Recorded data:
/---

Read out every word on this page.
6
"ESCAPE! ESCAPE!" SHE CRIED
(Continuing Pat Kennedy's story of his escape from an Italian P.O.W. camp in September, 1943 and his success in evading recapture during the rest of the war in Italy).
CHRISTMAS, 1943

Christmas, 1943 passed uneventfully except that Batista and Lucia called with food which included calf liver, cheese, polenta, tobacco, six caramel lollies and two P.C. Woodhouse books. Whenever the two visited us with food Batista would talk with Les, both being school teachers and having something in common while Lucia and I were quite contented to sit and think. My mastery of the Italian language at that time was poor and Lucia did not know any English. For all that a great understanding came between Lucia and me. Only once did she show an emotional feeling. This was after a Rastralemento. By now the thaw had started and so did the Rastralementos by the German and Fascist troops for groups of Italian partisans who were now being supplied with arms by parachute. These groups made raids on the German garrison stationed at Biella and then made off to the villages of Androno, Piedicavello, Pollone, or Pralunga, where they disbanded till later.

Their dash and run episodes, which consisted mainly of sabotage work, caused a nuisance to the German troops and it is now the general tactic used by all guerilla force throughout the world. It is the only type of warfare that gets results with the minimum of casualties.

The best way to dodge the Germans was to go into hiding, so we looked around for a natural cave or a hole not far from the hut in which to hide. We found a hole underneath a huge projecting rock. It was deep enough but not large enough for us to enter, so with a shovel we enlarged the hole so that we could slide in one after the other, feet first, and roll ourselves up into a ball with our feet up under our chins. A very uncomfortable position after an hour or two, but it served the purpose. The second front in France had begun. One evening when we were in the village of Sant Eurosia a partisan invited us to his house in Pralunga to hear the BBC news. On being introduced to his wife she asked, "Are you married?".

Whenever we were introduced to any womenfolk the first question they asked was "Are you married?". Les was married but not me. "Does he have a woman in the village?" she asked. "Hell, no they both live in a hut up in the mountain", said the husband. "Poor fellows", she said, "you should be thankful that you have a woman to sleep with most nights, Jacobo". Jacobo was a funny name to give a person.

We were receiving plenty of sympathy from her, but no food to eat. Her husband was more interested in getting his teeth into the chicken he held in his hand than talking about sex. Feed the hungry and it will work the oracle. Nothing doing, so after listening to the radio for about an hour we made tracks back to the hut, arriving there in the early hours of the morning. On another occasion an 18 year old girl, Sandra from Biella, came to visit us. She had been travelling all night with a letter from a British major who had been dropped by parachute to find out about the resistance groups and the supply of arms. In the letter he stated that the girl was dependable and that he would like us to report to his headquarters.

\---

Quote all the records. Keep every word exact.

== The reply ==
Read out every word on this page.
6
"ESCAPE! ESCAPE!" SHE CRIED
(Continuing Pat Kennedy's story of his escape from an Italian P.O.W. camp in September, 1943 and his success in evading recapture during the rest of the war in Italy).
CHRISTMAS, 1943

Christmas, 1943 passed uneventfully except that Batista and Lucia called with food which included calf liver, cheese, polenta, tobacco, six caramel lollies and two P.C. Woodhouse books. Whenever the two visited us with food Batista would talk with Les, both being school teachers and having something in common while Lucia and I were quite contented to sit and think. My mastery of the Italian language at that time was poor and Lucia did not know any English. For all that a great understanding came between Lucia and me. Only once did she show an emotional feeling. This was after a Rastralemento. By now the thaw had started and so did the Rastralementos by the German and Fascist troops for groups of Italian partisans who were now being supplied with arms by parachute. These groups made raids on the German garrison stationed at Biella and then made off to the villages of Androno, Piedicavello, Pollone, or Pralunga, where they disbanded till later.

Their dash and run episodes, which consisted mainly of sabotage work, caused a nuisance to the German troops and it is now the general tactic used by all guerilla force throughout the world. It is the only type of warfare that gets results with the minimum of casualties.

The best way to dodge the Germans was to go into hiding, so we looked around for a natural cave or a hole not far from the hut in which to hide. We found a hole underneath a huge projecting rock. It was deep enough but not large enough for us to enter, so with a shovel we enlarged the hole so that we could slide in one after the other, feet first, and roll ourselves up into a ball with our feet up under our chins. A very uncomfortable position after an hour or two, but it served the purpose. The second front in France had begun. One evening when we were in the village of Sant Eurosia a partisan invited us to his house in Pralunga to hear the BBC news. On being introduced to his wife she asked, "Are you married?".

Whenever we were introduced to any womenfolk the first question they asked was "Are you married?". Les was married but not me. "Does he have a woman in the village?" she asked. "Hell, no they both live in a hut up in the mountain", said the husband. "Poor fellows", she said, "you should be thankful that you have a woman to sleep with most nights, Jacobo". Jacobo was a funny name to give a person.

We were receiving plenty of sympathy from her, but no food to eat. Her husband was more interested in getting his teeth into the chicken he held in his hand than talking about sex. Feed the hungry and it will work the oracle. Nothing doing, so after listening to the radio for about an hour we made tracks back to the hut, arriving there in the early hours of the morning. On another occasion an 18 year old girl, Sandra from Biella, came to visit us. She had been travelling all night with a letter from a British major who had been dropped by parachute to find out about the resistance groups and the supply of arms. In the letter he stated that the girl was dependable and that he would like us to report to his headquarters.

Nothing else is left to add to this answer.